Dataset entries

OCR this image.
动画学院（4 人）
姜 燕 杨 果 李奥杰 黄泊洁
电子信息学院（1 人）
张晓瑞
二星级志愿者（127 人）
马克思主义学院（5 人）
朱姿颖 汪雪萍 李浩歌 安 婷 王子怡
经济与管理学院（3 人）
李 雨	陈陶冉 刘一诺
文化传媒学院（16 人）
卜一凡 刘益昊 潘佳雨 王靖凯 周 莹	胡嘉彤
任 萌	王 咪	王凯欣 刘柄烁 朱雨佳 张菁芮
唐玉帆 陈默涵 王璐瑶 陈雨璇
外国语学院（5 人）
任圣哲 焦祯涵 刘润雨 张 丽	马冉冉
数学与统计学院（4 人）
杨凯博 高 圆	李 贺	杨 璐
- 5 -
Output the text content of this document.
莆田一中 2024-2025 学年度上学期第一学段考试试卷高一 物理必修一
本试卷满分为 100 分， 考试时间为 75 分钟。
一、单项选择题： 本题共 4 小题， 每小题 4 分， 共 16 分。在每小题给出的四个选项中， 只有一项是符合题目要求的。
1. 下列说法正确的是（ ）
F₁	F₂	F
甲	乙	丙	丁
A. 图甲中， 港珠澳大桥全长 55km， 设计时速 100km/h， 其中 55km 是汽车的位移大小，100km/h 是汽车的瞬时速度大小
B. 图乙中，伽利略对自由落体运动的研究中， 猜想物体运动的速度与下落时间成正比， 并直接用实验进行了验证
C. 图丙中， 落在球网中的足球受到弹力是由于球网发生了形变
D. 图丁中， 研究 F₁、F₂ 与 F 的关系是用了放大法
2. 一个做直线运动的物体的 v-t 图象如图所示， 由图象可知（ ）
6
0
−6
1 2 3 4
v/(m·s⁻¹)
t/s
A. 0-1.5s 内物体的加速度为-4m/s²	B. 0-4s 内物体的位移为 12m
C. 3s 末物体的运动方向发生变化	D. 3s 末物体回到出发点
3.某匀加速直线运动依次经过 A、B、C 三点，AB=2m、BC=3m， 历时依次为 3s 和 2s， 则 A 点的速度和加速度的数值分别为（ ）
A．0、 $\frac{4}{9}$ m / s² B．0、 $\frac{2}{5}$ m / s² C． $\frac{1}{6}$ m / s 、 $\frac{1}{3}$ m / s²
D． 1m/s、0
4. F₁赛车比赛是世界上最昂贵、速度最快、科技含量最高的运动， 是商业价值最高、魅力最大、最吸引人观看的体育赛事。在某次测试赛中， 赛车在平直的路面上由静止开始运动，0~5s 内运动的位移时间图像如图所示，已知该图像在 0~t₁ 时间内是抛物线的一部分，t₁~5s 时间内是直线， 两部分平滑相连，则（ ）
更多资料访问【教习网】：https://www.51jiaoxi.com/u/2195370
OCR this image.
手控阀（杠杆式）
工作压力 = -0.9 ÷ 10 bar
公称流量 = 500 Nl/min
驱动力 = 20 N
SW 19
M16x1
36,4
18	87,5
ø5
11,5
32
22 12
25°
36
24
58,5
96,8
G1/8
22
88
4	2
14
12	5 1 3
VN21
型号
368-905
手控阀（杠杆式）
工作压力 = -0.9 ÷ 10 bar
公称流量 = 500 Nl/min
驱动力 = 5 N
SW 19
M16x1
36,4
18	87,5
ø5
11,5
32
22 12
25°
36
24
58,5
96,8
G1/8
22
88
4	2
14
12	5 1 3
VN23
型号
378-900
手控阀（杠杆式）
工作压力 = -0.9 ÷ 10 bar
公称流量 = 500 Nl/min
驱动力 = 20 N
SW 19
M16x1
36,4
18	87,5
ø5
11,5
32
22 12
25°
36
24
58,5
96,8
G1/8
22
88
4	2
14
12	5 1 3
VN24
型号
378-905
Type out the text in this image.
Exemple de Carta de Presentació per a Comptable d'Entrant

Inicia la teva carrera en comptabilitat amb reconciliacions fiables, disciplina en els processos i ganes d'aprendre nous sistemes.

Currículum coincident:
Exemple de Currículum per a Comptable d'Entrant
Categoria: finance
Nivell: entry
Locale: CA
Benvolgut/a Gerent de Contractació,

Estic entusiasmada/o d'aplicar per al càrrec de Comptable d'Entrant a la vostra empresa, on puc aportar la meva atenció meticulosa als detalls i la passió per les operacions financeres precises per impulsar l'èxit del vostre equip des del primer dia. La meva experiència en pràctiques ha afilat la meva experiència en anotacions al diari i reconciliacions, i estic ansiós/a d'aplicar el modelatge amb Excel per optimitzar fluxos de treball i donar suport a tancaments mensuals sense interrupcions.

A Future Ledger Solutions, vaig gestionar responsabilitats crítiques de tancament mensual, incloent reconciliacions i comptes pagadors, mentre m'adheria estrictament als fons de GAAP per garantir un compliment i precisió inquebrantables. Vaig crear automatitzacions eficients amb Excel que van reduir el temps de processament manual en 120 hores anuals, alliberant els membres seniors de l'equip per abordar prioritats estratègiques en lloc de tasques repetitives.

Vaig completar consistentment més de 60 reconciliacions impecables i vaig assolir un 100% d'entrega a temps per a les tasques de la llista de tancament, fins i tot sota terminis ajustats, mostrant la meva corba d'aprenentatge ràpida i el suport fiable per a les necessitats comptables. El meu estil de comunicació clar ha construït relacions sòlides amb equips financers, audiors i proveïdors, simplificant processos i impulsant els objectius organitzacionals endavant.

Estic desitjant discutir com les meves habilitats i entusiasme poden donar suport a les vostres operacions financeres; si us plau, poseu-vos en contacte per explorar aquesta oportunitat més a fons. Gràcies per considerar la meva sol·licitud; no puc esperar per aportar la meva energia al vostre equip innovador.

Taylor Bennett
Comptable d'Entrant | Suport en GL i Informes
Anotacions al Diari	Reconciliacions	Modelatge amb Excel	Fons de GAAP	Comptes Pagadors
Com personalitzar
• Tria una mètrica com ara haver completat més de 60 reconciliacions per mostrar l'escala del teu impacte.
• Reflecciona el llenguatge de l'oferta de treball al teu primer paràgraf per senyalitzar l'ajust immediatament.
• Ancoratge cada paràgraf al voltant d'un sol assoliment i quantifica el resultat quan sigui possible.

What is asked: Copy every line above that includes the string "this".

Task output:
OCR this image.
Output the text content of this document.
OCR this image.
Type out the text in this image.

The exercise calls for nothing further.